INSTRUCTIONS TO FOLLOW: Every line must be returned precisely as it is written.

— Start of EXTRACTED ENTRIES —

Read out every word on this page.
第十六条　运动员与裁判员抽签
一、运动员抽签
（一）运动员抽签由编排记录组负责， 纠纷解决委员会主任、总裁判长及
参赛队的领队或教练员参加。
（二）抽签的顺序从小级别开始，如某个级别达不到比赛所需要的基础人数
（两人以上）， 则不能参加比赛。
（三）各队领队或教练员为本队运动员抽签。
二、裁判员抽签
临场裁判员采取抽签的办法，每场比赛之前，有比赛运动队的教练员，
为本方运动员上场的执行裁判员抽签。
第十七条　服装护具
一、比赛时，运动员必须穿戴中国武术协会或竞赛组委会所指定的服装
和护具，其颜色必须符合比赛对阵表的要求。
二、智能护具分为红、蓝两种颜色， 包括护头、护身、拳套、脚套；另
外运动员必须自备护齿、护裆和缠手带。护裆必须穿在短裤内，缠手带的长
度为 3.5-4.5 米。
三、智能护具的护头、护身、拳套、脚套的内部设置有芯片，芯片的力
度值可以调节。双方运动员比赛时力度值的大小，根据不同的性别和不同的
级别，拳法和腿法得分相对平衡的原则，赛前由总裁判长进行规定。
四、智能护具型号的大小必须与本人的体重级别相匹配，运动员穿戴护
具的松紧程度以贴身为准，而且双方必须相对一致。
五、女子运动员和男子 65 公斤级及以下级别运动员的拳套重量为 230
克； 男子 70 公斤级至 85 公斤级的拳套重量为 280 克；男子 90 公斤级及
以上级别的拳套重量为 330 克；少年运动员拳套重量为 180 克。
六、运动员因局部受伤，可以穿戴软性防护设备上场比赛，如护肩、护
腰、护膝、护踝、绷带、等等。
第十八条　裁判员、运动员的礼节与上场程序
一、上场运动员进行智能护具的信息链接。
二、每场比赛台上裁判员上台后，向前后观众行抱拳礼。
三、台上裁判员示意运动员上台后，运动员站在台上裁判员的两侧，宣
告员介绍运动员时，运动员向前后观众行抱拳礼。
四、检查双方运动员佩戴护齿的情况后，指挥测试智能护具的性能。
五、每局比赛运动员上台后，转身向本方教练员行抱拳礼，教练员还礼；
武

— End of EXTRACTED ENTRIES —

RESPONSE TO THIS TASK:
Read out every word on this page.
第十六条　运动员与裁判员抽签
一、运动员抽签
（一）运动员抽签由编排记录组负责， 纠纷解决委员会主任、总裁判长及
参赛队的领队或教练员参加。
（二）抽签的顺序从小级别开始，如某个级别达不到比赛所需要的基础人数
（两人以上）， 则不能参加比赛。
（三）各队领队或教练员为本队运动员抽签。
二、裁判员抽签
临场裁判员采取抽签的办法，每场比赛之前，有比赛运动队的教练员，
为本方运动员上场的执行裁判员抽签。
第十七条　服装护具
一、比赛时，运动员必须穿戴中国武术协会或竞赛组委会所指定的服装
和护具，其颜色必须符合比赛对阵表的要求。
二、智能护具分为红、蓝两种颜色， 包括护头、护身、拳套、脚套；另
外运动员必须自备护齿、护裆和缠手带。护裆必须穿在短裤内，缠手带的长
度为 3.5-4.5 米。
三、智能护具的护头、护身、拳套、脚套的内部设置有芯片，芯片的力
度值可以调节。双方运动员比赛时力度值的大小，根据不同的性别和不同的
级别，拳法和腿法得分相对平衡的原则，赛前由总裁判长进行规定。
四、智能护具型号的大小必须与本人的体重级别相匹配，运动员穿戴护
具的松紧程度以贴身为准，而且双方必须相对一致。
五、女子运动员和男子 65 公斤级及以下级别运动员的拳套重量为 230
克； 男子 70 公斤级至 85 公斤级的拳套重量为 280 克；男子 90 公斤级及
以上级别的拳套重量为 330 克；少年运动员拳套重量为 180 克。
六、运动员因局部受伤，可以穿戴软性防护设备上场比赛，如护肩、护
腰、护膝、护踝、绷带、等等。
第十八条　裁判员、运动员的礼节与上场程序
一、上场运动员进行智能护具的信息链接。
二、每场比赛台上裁判员上台后，向前后观众行抱拳礼。
三、台上裁判员示意运动员上台后，运动员站在台上裁判员的两侧，宣
告员介绍运动员时，运动员向前后观众行抱拳礼。
四、检查双方运动员佩戴护齿的情况后，指挥测试智能护具的性能。
五、每局比赛运动员上台后，转身向本方教练员行抱拳礼，教练员还礼；
武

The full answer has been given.